• Task data:
"""

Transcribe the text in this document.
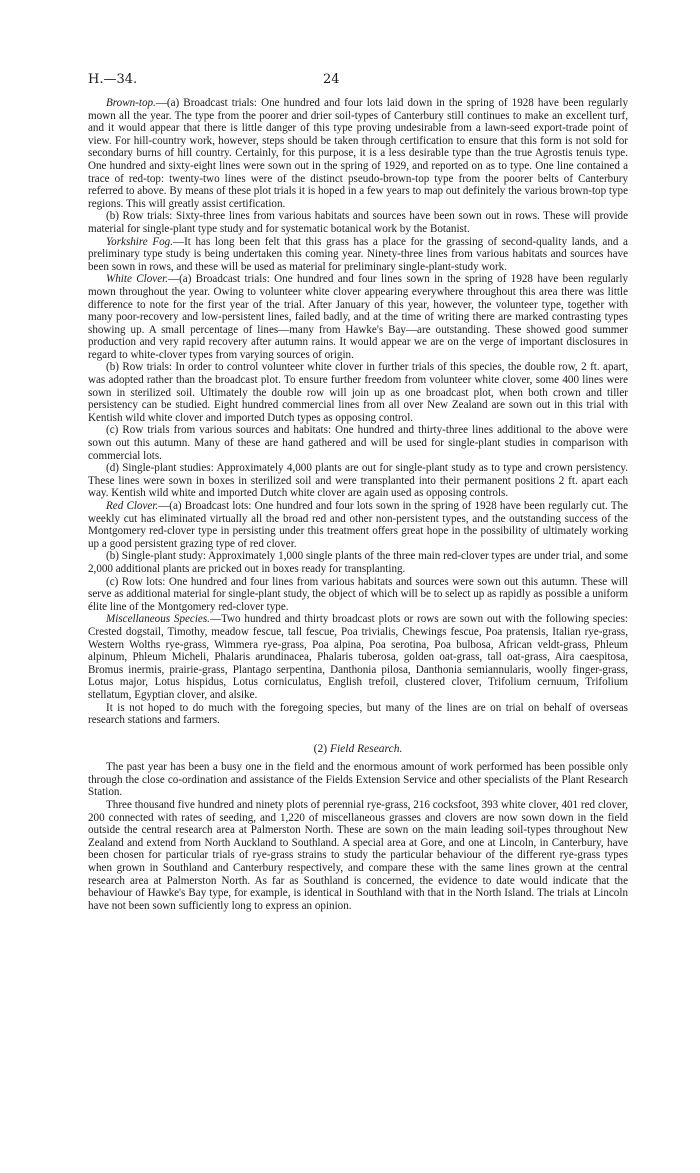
H.—34.	24

Brown-top.—(a) Broadcast trials: One hundred and four lots laid down in the spring of 1928 have been regularly mown all the year. The type from the poorer and drier soil-types of Canterbury still continues to make an excellent turf, and it would appear that there is little danger of this type proving undesirable from a lawn-seed export-trade point of view. For hill-country work, however, steps should be taken through certification to ensure that this form is not sold for secondary burns of hill country. Certainly, for this purpose, it is a less desirable type than the true Agrostis tenuis type. One hundred and sixty-eight lines were sown out in the spring of 1929, and reported on as to type. One line contained a trace of red-top: twenty-two lines were of the distinct pseudo-brown-top type from the poorer belts of Canterbury referred to above. By means of these plot trials it is hoped in a few years to map out definitely the various brown-top type regions. This will greatly assist certification.

(b) Row trials: Sixty-three lines from various habitats and sources have been sown out in rows. These will provide material for single-plant type study and for systematic botanical work by the Botanist.

Yorkshire Fog.—It has long been felt that this grass has a place for the grassing of second-quality lands, and a preliminary type study is being undertaken this coming year. Ninety-three lines from various habitats and sources have been sown in rows, and these will be used as material for preliminary single-plant-study work.

White Clover.—(a) Broadcast trials: One hundred and four lines sown in the spring of 1928 have been regularly mown throughout the year. Owing to volunteer white clover appearing everywhere throughout this area there was little difference to note for the first year of the trial. After January of this year, however, the volunteer type, together with many poor-recovery and low-persistent lines, failed badly, and at the time of writing there are marked contrasting types showing up. A small percentage of lines—many from Hawke's Bay—are outstanding. These showed good summer production and very rapid recovery after autumn rains. It would appear we are on the verge of important disclosures in regard to white-clover types from varying sources of origin.

(b) Row trials: In order to control volunteer white clover in further trials of this species, the double row, 2 ft. apart, was adopted rather than the broadcast plot. To ensure further freedom from volunteer white clover, some 400 lines were sown in sterilized soil. Ultimately the double row will join up as one broadcast plot, when both crown and tiller persistency can be studied. Eight hundred commercial lines from all over New Zealand are sown out in this trial with Kentish wild white clover and imported Dutch types as opposing control.

(c) Row trials from various sources and habitats: One hundred and thirty-three lines additional to the above were sown out this autumn. Many of these are hand gathered and will be used for single-plant studies in comparison with commercial lots.

(d) Single-plant studies: Approximately 4,000 plants are out for single-plant study as to type and crown persistency. These lines were sown in boxes in sterilized soil and were transplanted into their permanent positions 2 ft. apart each way. Kentish wild white and imported Dutch white clover are again used as opposing controls.

Red Clover.—(a) Broadcast lots: One hundred and four lots sown in the spring of 1928 have been regularly cut. The weekly cut has eliminated virtually all the broad red and other non-persistent types, and the outstanding success of the Montgomery red-clover type in persisting under this treatment offers great hope in the possibility of ultimately working up a good persistent grazing type of red clover.

(b) Single-plant study: Approximately 1,000 single plants of the three main red-clover types are under trial, and some 2,000 additional plants are pricked out in boxes ready for transplanting.

(c) Row lots: One hundred and four lines from various habitats and sources were sown out this autumn. These will serve as additional material for single-plant study, the object of which will be to select up as rapidly as possible a uniform élite line of the Montgomery red-clover type.

Miscellaneous Species.—Two hundred and thirty broadcast plots or rows are sown out with the following species: Crested dogstail, Timothy, meadow fescue, tall fescue, Poa trivialis, Chewings fescue, Poa pratensis, Italian rye-grass, Western Wolths rye-grass, Wimmera rye-grass, Poa alpina, Poa serotina, Poa bulbosa, African veldt-grass, Phleum alpinum, Phleum Micheli, Phalaris arundinacea, Phalaris tuberosa, golden oat-grass, tall oat-grass, Aira caespitosa, Bromus inermis, prairie-grass, Plantago serpentina, Danthonia pilosa, Danthonia semiannularis, woolly finger-grass, Lotus major, Lotus hispidus, Lotus corniculatus, English trefoil, clustered clover, Trifolium cernuum, Trifolium stellatum, Egyptian clover, and alsike.

It is not hoped to do much with the foregoing species, but many of the lines are on trial on behalf of overseas research stations and farmers.

(2) Field Research.

The past year has been a busy one in the field and the enormous amount of work performed has been possible only through the close co-ordination and assistance of the Fields Extension Service and other specialists of the Plant Research Station.

Three thousand five hundred and ninety plots of perennial rye-grass, 216 cocksfoot, 393 white clover, 401 red clover, 200 connected with rates of seeding, and 1,220 of miscellaneous grasses and clovers are now sown down in the field outside the central research area at Palmerston North. These are sown on the main leading soil-types throughout New Zealand and extend from North Auckland to Southland. A special area at Gore, and one at Lincoln, in Canterbury, have been chosen for particular trials of rye-grass strains to study the particular behaviour of the different rye-grass types when grown in Southland and Canterbury respectively, and compare these with the same lines grown at the central research area at Palmerston North. As far as Southland is concerned, the evidence to date would indicate that the behaviour of Hawke's Bay type, for example, is identical in Southland with that in the North Island. The trials at Lincoln have not been sown sufficiently long to express an opinion.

"""

Except for the pictures, reproduce every line exactly.

Transcribe the text in this document.
H.—34.	24

Brown-top.—(a) Broadcast trials: One hundred and four lots laid down in the spring of 1928 have been regularly mown all the year. The type from the poorer and drier soil-types of Canterbury still continues to make an excellent turf, and it would appear that there is little danger of this type proving undesirable from a lawn-seed export-trade point of view. For hill-country work, however, steps should be taken through certification to ensure that this form is not sold for secondary burns of hill country. Certainly, for this purpose, it is a less desirable type than the true Agrostis tenuis type. One hundred and sixty-eight lines were sown out in the spring of 1929, and reported on as to type. One line contained a trace of red-top: twenty-two lines were of the distinct pseudo-brown-top type from the poorer belts of Canterbury referred to above. By means of these plot trials it is hoped in a few years to map out definitely the various brown-top type regions. This will greatly assist certification.

(b) Row trials: Sixty-three lines from various habitats and sources have been sown out in rows. These will provide material for single-plant type study and for systematic botanical work by the Botanist.

Yorkshire Fog.—It has long been felt that this grass has a place for the grassing of second-quality lands, and a preliminary type study is being undertaken this coming year. Ninety-three lines from various habitats and sources have been sown in rows, and these will be used as material for preliminary single-plant-study work.

White Clover.—(a) Broadcast trials: One hundred and four lines sown in the spring of 1928 have been regularly mown throughout the year. Owing to volunteer white clover appearing everywhere throughout this area there was little difference to note for the first year of the trial. After January of this year, however, the volunteer type, together with many poor-recovery and low-persistent lines, failed badly, and at the time of writing there are marked contrasting types showing up. A small percentage of lines—many from Hawke's Bay—are outstanding. These showed good summer production and very rapid recovery after autumn rains. It would appear we are on the verge of important disclosures in regard to white-clover types from varying sources of origin.

(b) Row trials: In order to control volunteer white clover in further trials of this species, the double row, 2 ft. apart, was adopted rather than the broadcast plot. To ensure further freedom from volunteer white clover, some 400 lines were sown in sterilized soil. Ultimately the double row will join up as one broadcast plot, when both crown and tiller persistency can be studied. Eight hundred commercial lines from all over New Zealand are sown out in this trial with Kentish wild white clover and imported Dutch types as opposing control.

(c) Row trials from various sources and habitats: One hundred and thirty-three lines additional to the above were sown out this autumn. Many of these are hand gathered and will be used for single-plant studies in comparison with commercial lots.

(d) Single-plant studies: Approximately 4,000 plants are out for single-plant study as to type and crown persistency. These lines were sown in boxes in sterilized soil and were transplanted into their permanent positions 2 ft. apart each way. Kentish wild white and imported Dutch white clover are again used as opposing controls.

Red Clover.—(a) Broadcast lots: One hundred and four lots sown in the spring of 1928 have been regularly cut. The weekly cut has eliminated virtually all the broad red and other non-persistent types, and the outstanding success of the Montgomery red-clover type in persisting under this treatment offers great hope in the possibility of ultimately working up a good persistent grazing type of red clover.

(b) Single-plant study: Approximately 1,000 single plants of the three main red-clover types are under trial, and some 2,000 additional plants are pricked out in boxes ready for transplanting.

(c) Row lots: One hundred and four lines from various habitats and sources were sown out this autumn. These will serve as additional material for single-plant study, the object of which will be to select up as rapidly as possible a uniform élite line of the Montgomery red-clover type.

Miscellaneous Species.—Two hundred and thirty broadcast plots or rows are sown out with the following species: Crested dogstail, Timothy, meadow fescue, tall fescue, Poa trivialis, Chewings fescue, Poa pratensis, Italian rye-grass, Western Wolths rye-grass, Wimmera rye-grass, Poa alpina, Poa serotina, Poa bulbosa, African veldt-grass, Phleum alpinum, Phleum Micheli, Phalaris arundinacea, Phalaris tuberosa, golden oat-grass, tall oat-grass, Aira caespitosa, Bromus inermis, prairie-grass, Plantago serpentina, Danthonia pilosa, Danthonia semiannularis, woolly finger-grass, Lotus major, Lotus hispidus, Lotus corniculatus, English trefoil, clustered clover, Trifolium cernuum, Trifolium stellatum, Egyptian clover, and alsike.

It is not hoped to do much with the foregoing species, but many of the lines are on trial on behalf of overseas research stations and farmers.

(2) Field Research.

The past year has been a busy one in the field and the enormous amount of work performed has been possible only through the close co-ordination and assistance of the Fields Extension Service and other specialists of the Plant Research Station.

Three thousand five hundred and ninety plots of perennial rye-grass, 216 cocksfoot, 393 white clover, 401 red clover, 200 connected with rates of seeding, and 1,220 of miscellaneous grasses and clovers are now sown down in the field outside the central research area at Palmerston North. These are sown on the main leading soil-types throughout New Zealand and extend from North Auckland to Southland. A special area at Gore, and one at Lincoln, in Canterbury, have been chosen for particular trials of rye-grass strains to study the particular behaviour of the different rye-grass types when grown in Southland and Canterbury respectively, and compare these with the same lines grown at the central research area at Palmerston North. As far as Southland is concerned, the evidence to date would indicate that the behaviour of Hawke's Bay type, for example, is identical in Southland with that in the North Island. The trials at Lincoln have not been sown sufficiently long to express an opinion.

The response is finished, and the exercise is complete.